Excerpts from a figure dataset
-----

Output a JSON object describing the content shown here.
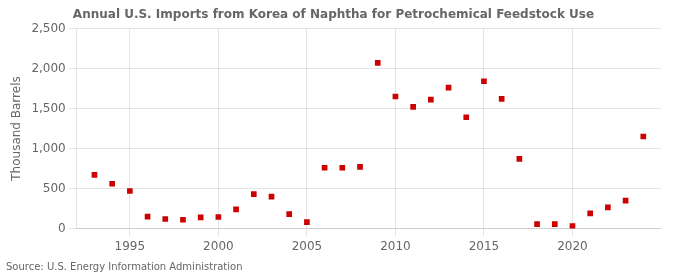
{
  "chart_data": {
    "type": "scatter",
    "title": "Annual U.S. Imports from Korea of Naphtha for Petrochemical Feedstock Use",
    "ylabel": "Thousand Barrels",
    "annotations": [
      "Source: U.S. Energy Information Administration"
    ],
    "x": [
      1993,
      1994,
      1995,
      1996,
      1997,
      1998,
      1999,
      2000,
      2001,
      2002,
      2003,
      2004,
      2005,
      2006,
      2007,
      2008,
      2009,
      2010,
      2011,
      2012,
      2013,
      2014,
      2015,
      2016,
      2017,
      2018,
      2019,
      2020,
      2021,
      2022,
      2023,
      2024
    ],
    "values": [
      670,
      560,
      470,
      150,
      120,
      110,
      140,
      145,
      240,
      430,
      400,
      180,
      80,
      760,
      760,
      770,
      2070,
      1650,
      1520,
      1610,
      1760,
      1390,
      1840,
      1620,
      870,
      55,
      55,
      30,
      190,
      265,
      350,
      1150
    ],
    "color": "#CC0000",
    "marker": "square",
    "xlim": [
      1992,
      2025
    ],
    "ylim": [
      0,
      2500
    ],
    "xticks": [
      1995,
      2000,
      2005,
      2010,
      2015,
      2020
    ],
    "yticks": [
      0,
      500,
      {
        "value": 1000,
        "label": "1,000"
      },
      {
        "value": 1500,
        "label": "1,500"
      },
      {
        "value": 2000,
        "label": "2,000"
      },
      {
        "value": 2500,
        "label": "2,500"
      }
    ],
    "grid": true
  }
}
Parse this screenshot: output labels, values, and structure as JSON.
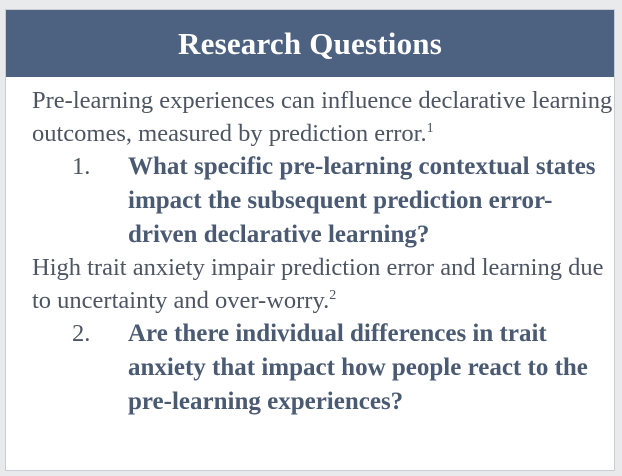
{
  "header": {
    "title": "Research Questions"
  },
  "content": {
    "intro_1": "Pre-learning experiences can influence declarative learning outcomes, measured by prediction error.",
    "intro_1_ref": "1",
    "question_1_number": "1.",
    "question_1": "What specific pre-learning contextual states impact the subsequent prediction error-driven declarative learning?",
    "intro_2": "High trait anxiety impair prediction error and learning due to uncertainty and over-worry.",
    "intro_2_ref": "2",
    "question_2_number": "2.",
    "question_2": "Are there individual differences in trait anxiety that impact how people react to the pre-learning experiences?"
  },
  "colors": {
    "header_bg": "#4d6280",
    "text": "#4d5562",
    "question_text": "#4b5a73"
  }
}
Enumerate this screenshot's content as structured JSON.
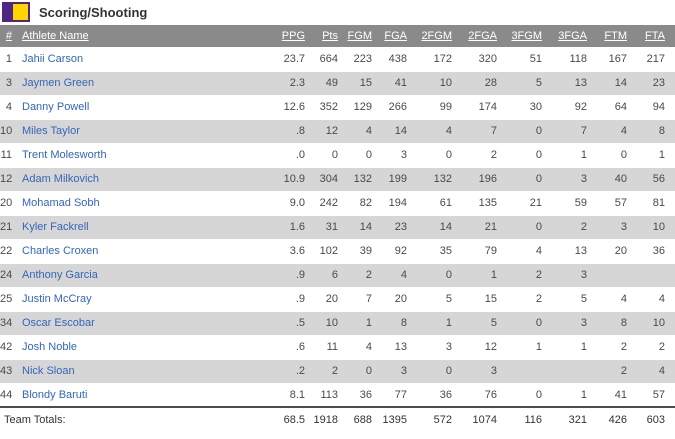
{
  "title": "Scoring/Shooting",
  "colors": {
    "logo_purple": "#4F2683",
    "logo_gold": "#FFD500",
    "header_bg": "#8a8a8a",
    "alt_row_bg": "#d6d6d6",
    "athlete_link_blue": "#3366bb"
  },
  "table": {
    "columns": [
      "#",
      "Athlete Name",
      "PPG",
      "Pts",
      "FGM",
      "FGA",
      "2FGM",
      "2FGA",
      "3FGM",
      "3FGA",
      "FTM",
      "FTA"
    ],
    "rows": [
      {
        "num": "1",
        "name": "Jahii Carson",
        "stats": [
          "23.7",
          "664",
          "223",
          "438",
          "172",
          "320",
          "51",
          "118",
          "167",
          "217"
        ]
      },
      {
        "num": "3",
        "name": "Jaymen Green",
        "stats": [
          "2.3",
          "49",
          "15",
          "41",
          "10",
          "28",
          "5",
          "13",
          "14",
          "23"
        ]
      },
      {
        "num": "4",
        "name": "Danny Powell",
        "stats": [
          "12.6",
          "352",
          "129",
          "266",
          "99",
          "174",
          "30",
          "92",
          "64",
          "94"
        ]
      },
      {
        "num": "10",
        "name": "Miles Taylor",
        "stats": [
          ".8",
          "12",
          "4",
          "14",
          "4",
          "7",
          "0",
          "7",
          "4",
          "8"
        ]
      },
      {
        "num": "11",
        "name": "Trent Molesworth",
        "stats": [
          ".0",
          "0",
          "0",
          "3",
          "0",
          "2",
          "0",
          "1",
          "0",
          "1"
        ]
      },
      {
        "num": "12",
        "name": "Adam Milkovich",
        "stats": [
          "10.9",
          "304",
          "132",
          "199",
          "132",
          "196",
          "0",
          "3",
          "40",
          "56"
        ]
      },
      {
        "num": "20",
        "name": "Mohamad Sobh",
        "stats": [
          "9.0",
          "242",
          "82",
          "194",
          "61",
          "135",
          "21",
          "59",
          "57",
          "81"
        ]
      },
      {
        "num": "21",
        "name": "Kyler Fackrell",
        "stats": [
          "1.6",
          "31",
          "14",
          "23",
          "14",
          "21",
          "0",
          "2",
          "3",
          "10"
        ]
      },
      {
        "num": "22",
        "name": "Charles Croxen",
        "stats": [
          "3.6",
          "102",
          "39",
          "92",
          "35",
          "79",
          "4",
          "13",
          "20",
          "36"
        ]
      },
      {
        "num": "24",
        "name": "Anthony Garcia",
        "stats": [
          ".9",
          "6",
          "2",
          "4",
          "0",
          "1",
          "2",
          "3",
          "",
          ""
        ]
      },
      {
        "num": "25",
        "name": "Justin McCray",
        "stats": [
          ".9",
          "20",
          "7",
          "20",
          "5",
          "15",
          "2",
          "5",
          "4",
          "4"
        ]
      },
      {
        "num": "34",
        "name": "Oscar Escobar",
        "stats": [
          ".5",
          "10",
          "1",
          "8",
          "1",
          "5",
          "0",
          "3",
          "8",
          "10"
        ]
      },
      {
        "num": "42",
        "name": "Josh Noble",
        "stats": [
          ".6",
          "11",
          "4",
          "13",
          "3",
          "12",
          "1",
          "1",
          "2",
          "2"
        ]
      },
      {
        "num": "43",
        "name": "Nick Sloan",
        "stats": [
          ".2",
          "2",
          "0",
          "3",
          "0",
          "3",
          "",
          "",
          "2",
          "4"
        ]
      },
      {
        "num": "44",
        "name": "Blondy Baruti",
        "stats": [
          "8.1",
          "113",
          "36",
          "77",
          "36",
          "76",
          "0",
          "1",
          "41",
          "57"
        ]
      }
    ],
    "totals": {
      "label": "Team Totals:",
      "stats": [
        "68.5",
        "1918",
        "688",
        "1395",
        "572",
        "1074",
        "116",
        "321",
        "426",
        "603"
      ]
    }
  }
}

-----

▸ **WHAT IS EXPECTED**
Working from the lines above, reproduce the material exactly and exclude its pictures.

▸ **THE COMPLETED TASK**
Output a JSON object describing the content shown here.
{
  "chart_data": {
    "type": "scatter",
    "title": "Annual U.S. Imports from Korea of Naphtha for Petrochemical Feedstock Use",
    "ylabel": "Thousand Barrels",
    "annotations": [
      "Source: U.S. Energy Information Administration"
    ],
    "x": [
      1993,
      1994,
      1995,
      1996,
      1997,
      1998,
      1999,
      2000,
      2001,
      2002,
      2003,
      2004,
      2005,
      2006,
      2007,
      2008,
      2009,
      2010,
      2011,
      2012,
      2013,
      2014,
      2015,
      2016,
      2017,
      2018,
      2019,
      2020,
      2021,
      2022,
      2023,
      2024
    ],
    "values": [
      670,
      560,
      470,
      150,
      120,
      110,
      140,
      145,
      240,
      430,
      400,
      180,
      80,
      760,
      760,
      770,
      2070,
      1650,
      1520,
      1610,
      1760,
      1390,
      1840,
      1620,
      870,
      55,
      55,
      30,
      190,
      265,
      350,
      1150
    ],
    "color": "#CC0000",
    "marker": "square",
    "xlim": [
      1992,
      2025
    ],
    "ylim": [
      0,
      2500
    ],
    "xticks": [
      1995,
      2000,
      2005,
      2010,
      2015,
      2020
    ],
    "yticks": [
      0,
      500,
      {
        "value": 1000,
        "label": "1,000"
      },
      {
        "value": 1500,
        "label": "1,500"
      },
      {
        "value": 2000,
        "label": "2,000"
      },
      {
        "value": 2500,
        "label": "2,500"
      }
    ],
    "grid": true
  }
}
Parse this screenshot: output labels, values, and structure as JSON.
{
  "header": {
    "title": "Research Questions"
  },
  "content": {
    "intro_1": "Pre-learning experiences can influence declarative learning outcomes, measured by prediction error.",
    "intro_1_ref": "1",
    "question_1_number": "1.",
    "question_1": "What specific pre-learning contextual states impact the subsequent prediction error-driven declarative learning?",
    "intro_2": "High trait anxiety impair prediction error and learning due to uncertainty and over-worry.",
    "intro_2_ref": "2",
    "question_2_number": "2.",
    "question_2": "Are there individual differences in trait anxiety that impact how people react to the pre-learning experiences?"
  },
  "colors": {
    "header_bg": "#4d6280",
    "text": "#4d5562",
    "question_text": "#4b5a73"
  }
}
Enumerate this screenshot's content as structured JSON.
{
  "title": "Scoring/Shooting",
  "colors": {
    "logo_purple": "#4F2683",
    "logo_gold": "#FFD500",
    "header_bg": "#8a8a8a",
    "alt_row_bg": "#d6d6d6",
    "athlete_link_blue": "#3366bb"
  },
  "table": {
    "columns": [
      "#",
      "Athlete Name",
      "PPG",
      "Pts",
      "FGM",
      "FGA",
      "2FGM",
      "2FGA",
      "3FGM",
      "3FGA",
      "FTM",
      "FTA"
    ],
    "rows": [
      {
        "num": "1",
        "name": "Jahii Carson",
        "stats": [
          "23.7",
          "664",
          "223",
          "438",
          "172",
          "320",
          "51",
          "118",
          "167",
          "217"
        ]
      },
      {
        "num": "3",
        "name": "Jaymen Green",
        "stats": [
          "2.3",
          "49",
          "15",
          "41",
          "10",
          "28",
          "5",
          "13",
          "14",
          "23"
        ]
      },
      {
        "num": "4",
        "name": "Danny Powell",
        "stats": [
          "12.6",
          "352",
          "129",
          "266",
          "99",
          "174",
          "30",
          "92",
          "64",
          "94"
        ]
      },
      {
        "num": "10",
        "name": "Miles Taylor",
        "stats": [
          ".8",
          "12",
          "4",
          "14",
          "4",
          "7",
          "0",
          "7",
          "4",
          "8"
        ]
      },
      {
        "num": "11",
        "name": "Trent Molesworth",
        "stats": [
          ".0",
          "0",
          "0",
          "3",
          "0",
          "2",
          "0",
          "1",
          "0",
          "1"
        ]
      },
      {
        "num": "12",
        "name": "Adam Milkovich",
        "stats": [
          "10.9",
          "304",
          "132",
          "199",
          "132",
          "196",
          "0",
          "3",
          "40",
          "56"
        ]
      },
      {
        "num": "20",
        "name": "Mohamad Sobh",
        "stats": [
          "9.0",
          "242",
          "82",
          "194",
          "61",
          "135",
          "21",
          "59",
          "57",
          "81"
        ]
      },
      {
        "num": "21",
        "name": "Kyler Fackrell",
        "stats": [
          "1.6",
          "31",
          "14",
          "23",
          "14",
          "21",
          "0",
          "2",
          "3",
          "10"
        ]
      },
      {
        "num": "22",
        "name": "Charles Croxen",
        "stats": [
          "3.6",
          "102",
          "39",
          "92",
          "35",
          "79",
          "4",
          "13",
          "20",
          "36"
        ]
      },
      {
        "num": "24",
        "name": "Anthony Garcia",
        "stats": [
          ".9",
          "6",
          "2",
          "4",
          "0",
          "1",
          "2",
          "3",
          "",
          ""
        ]
      },
      {
        "num": "25",
        "name": "Justin McCray",
        "stats": [
          ".9",
          "20",
          "7",
          "20",
          "5",
          "15",
          "2",
          "5",
          "4",
          "4"
        ]
      },
      {
        "num": "34",
        "name": "Oscar Escobar",
        "stats": [
          ".5",
          "10",
          "1",
          "8",
          "1",
          "5",
          "0",
          "3",
          "8",
          "10"
        ]
      },
      {
        "num": "42",
        "name": "Josh Noble",
        "stats": [
          ".6",
          "11",
          "4",
          "13",
          "3",
          "12",
          "1",
          "1",
          "2",
          "2"
        ]
      },
      {
        "num": "43",
        "name": "Nick Sloan",
        "stats": [
          ".2",
          "2",
          "0",
          "3",
          "0",
          "3",
          "",
          "",
          "2",
          "4"
        ]
      },
      {
        "num": "44",
        "name": "Blondy Baruti",
        "stats": [
          "8.1",
          "113",
          "36",
          "77",
          "36",
          "76",
          "0",
          "1",
          "41",
          "57"
        ]
      }
    ],
    "totals": {
      "label": "Team Totals:",
      "stats": [
        "68.5",
        "1918",
        "688",
        "1395",
        "572",
        "1074",
        "116",
        "321",
        "426",
        "603"
      ]
    }
  }
}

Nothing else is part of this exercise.